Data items
[START]

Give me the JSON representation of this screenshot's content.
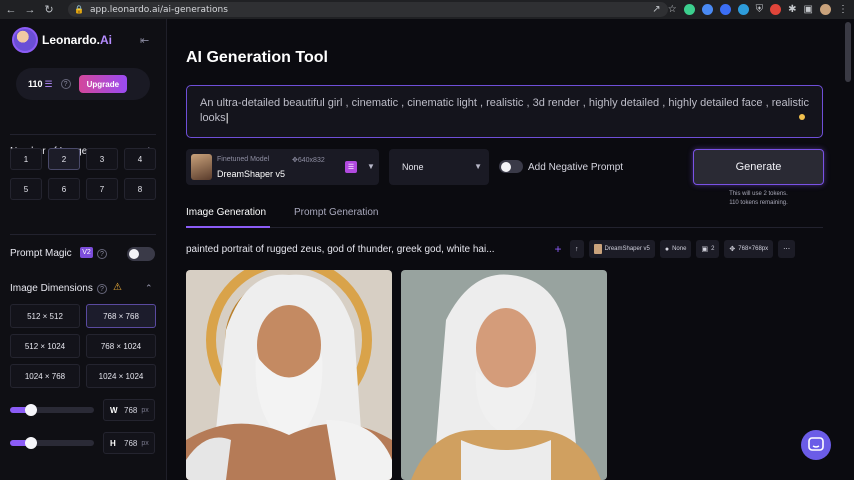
{
  "browser": {
    "url": "app.leonardo.ai/ai-generations"
  },
  "sidebar": {
    "brand_main": "Leonardo.",
    "brand_suffix": "Ai",
    "token_count": "110",
    "upgrade_label": "Upgrade",
    "num_images": {
      "title": "Number of Images",
      "options": [
        "1",
        "2",
        "3",
        "4",
        "5",
        "6",
        "7",
        "8"
      ],
      "selected": "2"
    },
    "prompt_magic": {
      "title": "Prompt Magic",
      "badge": "V2"
    },
    "image_dimensions": {
      "title": "Image Dimensions",
      "options": [
        "512 × 512",
        "768 × 768",
        "512 × 1024",
        "768 × 1024",
        "1024 × 768",
        "1024 × 1024"
      ],
      "selected": "768 × 768"
    },
    "width": {
      "label": "W",
      "value": "768",
      "unit": "px",
      "level": 0.25
    },
    "height": {
      "label": "H",
      "value": "768",
      "unit": "px",
      "level": 0.25
    }
  },
  "main": {
    "title": "AI Generation Tool",
    "prompt_text": "An ultra-detailed beautiful girl , cinematic , cinematic light , realistic , 3d render , highly detailed , highly detailed face , realistic looks",
    "model": {
      "subtitle": "Finetuned Model",
      "dims": "640x832",
      "name": "DreamShaper v5"
    },
    "style_select": "None",
    "negative_prompt_label": "Add Negative Prompt",
    "generate_label": "Generate",
    "generate_note_1": "This will use 2 tokens.",
    "generate_note_2": "110 tokens remaining.",
    "tabs": [
      "Image Generation",
      "Prompt Generation"
    ],
    "generation": {
      "prompt": "painted portrait of rugged zeus, god of thunder, greek god, white hai...",
      "chip_model": "DreamShaper v5",
      "chip_style": "None",
      "chip_count": "2",
      "chip_dims": "768×768px"
    }
  },
  "colors": {
    "accent": "#8b5cf6",
    "upgrade_gradient_start": "#d3479b",
    "upgrade_gradient_end": "#9a4bf2",
    "background": "#0b0b10"
  }
}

[END]

* TASK STATEMENT *
Pictures are to be left out; repeat all the remaining data exactly.

* CORRECT RESULT *
Give me the JSON representation of this screenshot's content.
{
  "browser": {
    "url": "app.leonardo.ai/ai-generations"
  },
  "sidebar": {
    "brand_main": "Leonardo.",
    "brand_suffix": "Ai",
    "token_count": "110",
    "upgrade_label": "Upgrade",
    "num_images": {
      "title": "Number of Images",
      "options": [
        "1",
        "2",
        "3",
        "4",
        "5",
        "6",
        "7",
        "8"
      ],
      "selected": "2"
    },
    "prompt_magic": {
      "title": "Prompt Magic",
      "badge": "V2"
    },
    "image_dimensions": {
      "title": "Image Dimensions",
      "options": [
        "512 × 512",
        "768 × 768",
        "512 × 1024",
        "768 × 1024",
        "1024 × 768",
        "1024 × 1024"
      ],
      "selected": "768 × 768"
    },
    "width": {
      "label": "W",
      "value": "768",
      "unit": "px",
      "level": 0.25
    },
    "height": {
      "label": "H",
      "value": "768",
      "unit": "px",
      "level": 0.25
    }
  },
  "main": {
    "title": "AI Generation Tool",
    "prompt_text": "An ultra-detailed beautiful girl , cinematic , cinematic light , realistic , 3d render , highly detailed , highly detailed face , realistic looks",
    "model": {
      "subtitle": "Finetuned Model",
      "dims": "640x832",
      "name": "DreamShaper v5"
    },
    "style_select": "None",
    "negative_prompt_label": "Add Negative Prompt",
    "generate_label": "Generate",
    "generate_note_1": "This will use 2 tokens.",
    "generate_note_2": "110 tokens remaining.",
    "tabs": [
      "Image Generation",
      "Prompt Generation"
    ],
    "generation": {
      "prompt": "painted portrait of rugged zeus, god of thunder, greek god, white hai...",
      "chip_model": "DreamShaper v5",
      "chip_style": "None",
      "chip_count": "2",
      "chip_dims": "768×768px"
    }
  },
  "colors": {
    "accent": "#8b5cf6",
    "upgrade_gradient_start": "#d3479b",
    "upgrade_gradient_end": "#9a4bf2",
    "background": "#0b0b10"
  }
}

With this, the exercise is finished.